▸ **Consegna 1**
Indichi tutti i fattori da cui, secondo il testo sul bending, dipende l'ampiezza dell'intervallo.
▸ **Consegna 2**
Trascriva dal testo sul bending il passo che comincia con "L’intervallo (cioè la" e prosegue fino a "questo genere musicale.".
▸ **Consegna 3**
Riprenda il testo sul bending dal punto in cui si interrompe e lo porti avanti.

Ciao,
oggi voglio trattare la tecnica chitarristica del bending, tecnica tanto (all’apparenza) complicata, quando molto efficace e di sicuro effetto 🙂
Il termine bending, come avviene spesso nel lessico chitarristico, proviene dalla lingua inglese e significa letteralmente piegatura.
Si tratta, in pratica, di un glissando con cui, partendo da una certa nota x, se ne raggiunge un’altra y più acuta.
L’intervallo (cioè la distanza tra una nota e l’altra) può variare da un semitono a due toni a seconda dello strumento utilizzato, dalla fragilità delle corde e della forza impressa dal chitarrista.
Per quanto riguarda quest’ultimo punto, la forza è data dal movimento dell’avambraccio che dà la forza necessaria alle dita tenute in posizione semirigida.
Il bending viene utilizzato soprattutto negli assoli di chitarra elettrica, sia blues che rock.
In origine questa tecnica veniva utilizzata per riprodurre il suono del bottleneck o di una pedal-steel guitar.
Nel blues genera un suono lamentoso, una specie di singhiozzo, legato all’atmosfera triste propria di questo genere musicale.
Nel rock, invece, è considerato più aggressivo, soprattutto se unito ad una distorsione, generando un suono simile ad un grido.

▸ **Dati di origine**
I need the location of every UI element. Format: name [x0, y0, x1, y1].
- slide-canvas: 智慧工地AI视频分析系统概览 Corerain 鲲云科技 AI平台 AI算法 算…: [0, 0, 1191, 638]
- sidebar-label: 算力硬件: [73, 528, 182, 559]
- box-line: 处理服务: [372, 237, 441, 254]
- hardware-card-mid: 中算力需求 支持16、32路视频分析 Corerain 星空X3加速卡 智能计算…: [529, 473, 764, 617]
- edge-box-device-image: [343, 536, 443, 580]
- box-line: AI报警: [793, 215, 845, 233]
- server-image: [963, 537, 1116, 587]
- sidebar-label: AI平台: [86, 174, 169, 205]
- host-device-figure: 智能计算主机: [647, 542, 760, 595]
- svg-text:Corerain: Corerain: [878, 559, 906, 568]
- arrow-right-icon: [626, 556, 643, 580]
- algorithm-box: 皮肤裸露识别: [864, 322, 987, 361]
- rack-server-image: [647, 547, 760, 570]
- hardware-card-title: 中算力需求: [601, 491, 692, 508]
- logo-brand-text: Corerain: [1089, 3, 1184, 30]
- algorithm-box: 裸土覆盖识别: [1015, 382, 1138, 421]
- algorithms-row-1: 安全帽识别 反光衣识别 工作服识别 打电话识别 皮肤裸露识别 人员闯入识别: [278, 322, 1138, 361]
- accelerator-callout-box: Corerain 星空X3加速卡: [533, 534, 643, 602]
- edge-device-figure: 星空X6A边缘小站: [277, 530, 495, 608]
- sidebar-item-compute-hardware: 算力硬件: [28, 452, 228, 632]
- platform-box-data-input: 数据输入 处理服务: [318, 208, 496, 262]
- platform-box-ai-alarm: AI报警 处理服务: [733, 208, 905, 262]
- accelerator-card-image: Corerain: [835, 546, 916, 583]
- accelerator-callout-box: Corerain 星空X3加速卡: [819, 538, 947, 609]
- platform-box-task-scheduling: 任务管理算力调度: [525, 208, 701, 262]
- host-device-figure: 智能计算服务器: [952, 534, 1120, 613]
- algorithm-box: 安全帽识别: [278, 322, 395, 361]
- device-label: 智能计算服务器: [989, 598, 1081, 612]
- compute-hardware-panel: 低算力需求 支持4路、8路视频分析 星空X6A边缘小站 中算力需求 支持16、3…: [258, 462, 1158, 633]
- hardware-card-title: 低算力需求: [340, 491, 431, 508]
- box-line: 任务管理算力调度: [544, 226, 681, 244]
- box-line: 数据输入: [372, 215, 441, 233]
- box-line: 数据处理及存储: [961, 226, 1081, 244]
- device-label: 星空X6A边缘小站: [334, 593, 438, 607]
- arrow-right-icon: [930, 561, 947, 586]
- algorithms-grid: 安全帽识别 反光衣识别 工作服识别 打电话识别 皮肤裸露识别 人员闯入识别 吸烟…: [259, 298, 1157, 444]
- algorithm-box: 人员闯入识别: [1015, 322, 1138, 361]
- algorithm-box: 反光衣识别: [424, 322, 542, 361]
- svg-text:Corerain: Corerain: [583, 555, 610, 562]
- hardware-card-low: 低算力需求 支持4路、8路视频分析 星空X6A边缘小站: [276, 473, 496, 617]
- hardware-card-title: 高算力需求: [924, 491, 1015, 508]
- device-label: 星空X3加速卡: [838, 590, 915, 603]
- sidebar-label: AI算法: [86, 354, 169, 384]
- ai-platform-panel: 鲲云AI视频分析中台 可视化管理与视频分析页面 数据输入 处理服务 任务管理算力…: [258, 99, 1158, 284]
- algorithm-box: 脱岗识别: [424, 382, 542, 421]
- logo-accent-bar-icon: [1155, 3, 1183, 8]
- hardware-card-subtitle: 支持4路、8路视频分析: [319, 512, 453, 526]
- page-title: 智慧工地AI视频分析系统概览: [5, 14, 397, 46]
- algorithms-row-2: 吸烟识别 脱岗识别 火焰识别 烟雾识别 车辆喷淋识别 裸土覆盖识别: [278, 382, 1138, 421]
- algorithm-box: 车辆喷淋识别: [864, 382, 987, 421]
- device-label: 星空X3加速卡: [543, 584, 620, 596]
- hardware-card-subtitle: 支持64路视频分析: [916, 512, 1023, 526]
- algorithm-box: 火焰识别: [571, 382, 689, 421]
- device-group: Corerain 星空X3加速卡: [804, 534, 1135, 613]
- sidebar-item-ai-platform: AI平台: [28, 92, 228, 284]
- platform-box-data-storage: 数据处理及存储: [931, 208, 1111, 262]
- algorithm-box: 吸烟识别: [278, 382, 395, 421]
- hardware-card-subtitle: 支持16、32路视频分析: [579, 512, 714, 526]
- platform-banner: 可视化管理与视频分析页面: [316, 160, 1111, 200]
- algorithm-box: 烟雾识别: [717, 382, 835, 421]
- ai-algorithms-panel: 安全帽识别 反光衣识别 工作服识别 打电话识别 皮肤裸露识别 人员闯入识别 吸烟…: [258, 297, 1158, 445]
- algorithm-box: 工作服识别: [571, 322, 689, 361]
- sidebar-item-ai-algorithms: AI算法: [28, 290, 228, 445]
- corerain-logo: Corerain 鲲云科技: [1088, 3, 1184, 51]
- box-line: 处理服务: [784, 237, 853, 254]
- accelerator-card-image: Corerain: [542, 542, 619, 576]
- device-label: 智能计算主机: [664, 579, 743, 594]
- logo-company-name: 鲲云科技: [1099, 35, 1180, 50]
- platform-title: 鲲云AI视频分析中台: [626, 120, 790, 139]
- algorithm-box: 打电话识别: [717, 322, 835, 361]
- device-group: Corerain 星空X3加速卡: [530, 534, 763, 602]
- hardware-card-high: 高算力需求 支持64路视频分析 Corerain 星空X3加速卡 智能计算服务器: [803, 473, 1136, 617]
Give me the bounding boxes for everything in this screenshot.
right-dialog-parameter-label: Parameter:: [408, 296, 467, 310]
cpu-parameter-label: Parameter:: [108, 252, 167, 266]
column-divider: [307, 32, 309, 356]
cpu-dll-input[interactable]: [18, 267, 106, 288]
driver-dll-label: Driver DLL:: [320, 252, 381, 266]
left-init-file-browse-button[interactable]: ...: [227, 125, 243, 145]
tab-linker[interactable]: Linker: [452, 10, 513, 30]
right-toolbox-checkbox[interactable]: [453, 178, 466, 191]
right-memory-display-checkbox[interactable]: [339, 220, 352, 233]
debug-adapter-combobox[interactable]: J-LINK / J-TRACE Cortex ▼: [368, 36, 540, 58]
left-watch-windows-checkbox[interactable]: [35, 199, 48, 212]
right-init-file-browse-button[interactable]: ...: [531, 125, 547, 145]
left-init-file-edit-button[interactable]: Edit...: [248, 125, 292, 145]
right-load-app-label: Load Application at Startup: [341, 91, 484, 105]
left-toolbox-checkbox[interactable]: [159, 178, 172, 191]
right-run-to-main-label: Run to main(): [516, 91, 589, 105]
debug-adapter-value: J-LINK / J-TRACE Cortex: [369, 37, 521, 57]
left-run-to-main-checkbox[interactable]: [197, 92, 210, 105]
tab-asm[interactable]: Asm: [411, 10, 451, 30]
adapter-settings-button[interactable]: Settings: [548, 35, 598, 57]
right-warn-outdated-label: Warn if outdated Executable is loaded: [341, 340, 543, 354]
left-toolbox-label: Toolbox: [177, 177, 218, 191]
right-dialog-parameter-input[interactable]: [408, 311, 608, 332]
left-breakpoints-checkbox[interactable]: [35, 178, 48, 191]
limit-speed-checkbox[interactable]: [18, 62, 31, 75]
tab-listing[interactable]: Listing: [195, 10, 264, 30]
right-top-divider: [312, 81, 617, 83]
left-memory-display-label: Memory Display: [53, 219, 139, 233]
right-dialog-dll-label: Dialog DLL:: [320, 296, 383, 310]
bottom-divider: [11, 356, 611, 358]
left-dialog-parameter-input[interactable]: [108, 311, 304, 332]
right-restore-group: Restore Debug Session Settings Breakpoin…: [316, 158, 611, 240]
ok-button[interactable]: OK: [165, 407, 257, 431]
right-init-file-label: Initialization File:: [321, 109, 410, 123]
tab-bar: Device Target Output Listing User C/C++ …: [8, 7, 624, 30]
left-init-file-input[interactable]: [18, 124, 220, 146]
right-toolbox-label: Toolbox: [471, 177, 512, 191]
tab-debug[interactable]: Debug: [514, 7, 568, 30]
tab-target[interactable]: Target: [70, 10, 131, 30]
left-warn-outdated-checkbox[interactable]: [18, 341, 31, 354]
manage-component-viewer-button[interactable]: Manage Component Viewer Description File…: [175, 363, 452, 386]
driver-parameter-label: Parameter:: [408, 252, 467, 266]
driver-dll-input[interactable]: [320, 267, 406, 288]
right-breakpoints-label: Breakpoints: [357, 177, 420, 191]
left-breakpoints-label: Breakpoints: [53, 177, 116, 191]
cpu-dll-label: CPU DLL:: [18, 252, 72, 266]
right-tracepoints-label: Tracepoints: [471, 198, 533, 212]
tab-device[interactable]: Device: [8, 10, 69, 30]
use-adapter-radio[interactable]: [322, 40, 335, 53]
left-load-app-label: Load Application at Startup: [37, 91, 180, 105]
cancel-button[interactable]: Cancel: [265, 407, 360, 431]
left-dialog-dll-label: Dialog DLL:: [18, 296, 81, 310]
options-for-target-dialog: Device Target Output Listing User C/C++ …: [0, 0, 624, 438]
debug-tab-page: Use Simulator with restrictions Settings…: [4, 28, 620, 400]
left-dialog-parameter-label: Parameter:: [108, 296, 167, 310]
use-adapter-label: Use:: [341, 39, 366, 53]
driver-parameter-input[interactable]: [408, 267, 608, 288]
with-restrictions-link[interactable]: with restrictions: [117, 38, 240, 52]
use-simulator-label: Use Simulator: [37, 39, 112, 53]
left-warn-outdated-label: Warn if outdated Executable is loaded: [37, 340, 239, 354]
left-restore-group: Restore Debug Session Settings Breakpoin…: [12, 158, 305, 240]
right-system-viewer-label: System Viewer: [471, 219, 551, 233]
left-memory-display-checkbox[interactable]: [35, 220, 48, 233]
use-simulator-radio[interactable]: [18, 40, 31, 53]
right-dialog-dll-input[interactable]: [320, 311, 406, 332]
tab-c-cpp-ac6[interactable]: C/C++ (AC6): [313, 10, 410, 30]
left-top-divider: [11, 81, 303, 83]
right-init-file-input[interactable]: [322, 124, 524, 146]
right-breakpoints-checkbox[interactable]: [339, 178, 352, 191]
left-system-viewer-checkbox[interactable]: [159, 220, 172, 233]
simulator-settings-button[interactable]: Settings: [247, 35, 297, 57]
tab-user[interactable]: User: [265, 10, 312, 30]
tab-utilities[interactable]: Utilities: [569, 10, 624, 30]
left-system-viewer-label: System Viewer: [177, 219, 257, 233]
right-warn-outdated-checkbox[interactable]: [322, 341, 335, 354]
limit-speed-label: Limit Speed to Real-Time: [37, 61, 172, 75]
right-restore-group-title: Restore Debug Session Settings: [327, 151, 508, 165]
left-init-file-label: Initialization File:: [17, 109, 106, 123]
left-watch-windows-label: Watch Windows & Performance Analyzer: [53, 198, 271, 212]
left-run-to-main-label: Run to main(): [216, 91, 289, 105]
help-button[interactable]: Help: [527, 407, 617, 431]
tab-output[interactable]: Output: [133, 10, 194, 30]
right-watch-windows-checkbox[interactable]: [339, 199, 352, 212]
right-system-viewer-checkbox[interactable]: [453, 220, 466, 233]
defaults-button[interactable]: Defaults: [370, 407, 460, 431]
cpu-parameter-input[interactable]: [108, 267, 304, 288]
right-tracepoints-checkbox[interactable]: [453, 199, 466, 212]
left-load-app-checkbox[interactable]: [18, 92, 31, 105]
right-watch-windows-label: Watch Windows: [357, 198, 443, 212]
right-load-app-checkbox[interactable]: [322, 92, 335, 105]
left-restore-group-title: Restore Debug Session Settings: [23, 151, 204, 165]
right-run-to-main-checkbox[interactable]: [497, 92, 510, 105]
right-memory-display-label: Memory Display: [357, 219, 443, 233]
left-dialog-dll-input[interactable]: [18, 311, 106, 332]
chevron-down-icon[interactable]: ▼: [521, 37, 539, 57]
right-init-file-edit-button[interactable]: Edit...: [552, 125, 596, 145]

▸ **Risposta attesa 1**
- lo strumento utilizzato
- la fragilità delle corde
- la forza impressa dal chitarrista

▸ **Risposta attesa 2**
L’intervallo (cioè la distanza tra una nota e l’altra) può variare da un semitono a due toni a seconda dello strumento utilizzato, dalla fragilità delle corde e della forza impressa dal chitarrista.
Per quanto riguarda quest’ultimo punto, la forza è data dal movimento dell’avambraccio che dà la forza necessaria alle dita tenute in posizione semirigida.
Il bending viene utilizzato soprattutto negli assoli di chitarra elettrica, sia blues che rock.
In origine questa tecnica veniva utilizzata per riprodurre il suono del bottleneck o di una pedal-steel guitar.
Nel blues genera un suono lamentoso, una specie di singhiozzo, legato all’atmosfera triste propria di questo genere musicale.

▸ **Risposta attesa 3**
Per ottenere un buon bending è necessario innanzitutto suonare una nota (mai una corda vuota) spingendo la corda verso l’alto o verso il basso in corrispondenza della barretta (fret) con le dita della mano sinistra.
La corda, quindi, viene tirata in modo perpendicolare al manico (quindi verticalmente), mantenendola premuta sul tasto per cambiare la tensione e, di conseguenza, l’altezza del suono.
Ovviamente ogni corda ha una flessibilità diversa rispetto alle altre ed è più o meno flessibile a seconda della posizione della tastiera su cui viene premuta.
Sarà quindi deleterio tirare il MI cantino verso il basso, perché così facendo si uscirà al di fuori della tastiera.
Alcune regole per ottenere un bending efficace sono:
- effettuare un piccolo movimento rotatorio dell’avambraccio
- il pollice e l’indice, fungendo da fulcro, devono rimanere ben fissi sulla tastiera serrando il manico come se dovessero sollevarlo
- le altre dita dovranno essere posizionate vicino al tasto interessato dal bending.
Mentre si effettuano questi movimenti, potrebbe essere necessario abbassare leggermente il polso soprattutto se si desidera ottenere dei bending ampi.
La posizione dell’avambraccio è generalmente di taglio rispetto al chitarrista, cioè quando si effettua la rotazione, dovrebbe essere visibile la parte più interna dell’avambraccio, anche se per una piccola angolazione soltanto.
Durante l’esecuzione di bending ampi è necessario spostare più di una corda, trascinate insieme alla corda interessata.
Altri espedienti (come ad esempio far scorrere le corde sopra le unghie) non vanno bene perché, al momento del rilascio del bending, potrebbero creare suoni di disturbo mentre vibrano.
Per ridurre lo sforzo del bending può essere utile effettuarlo con più di un dito per le corde più spesse e quando il movimento è effettuato su tasti vicini al capotasto.
Per aumentare la pulizia del suono può sicuramente essere utile avere delle dita libere.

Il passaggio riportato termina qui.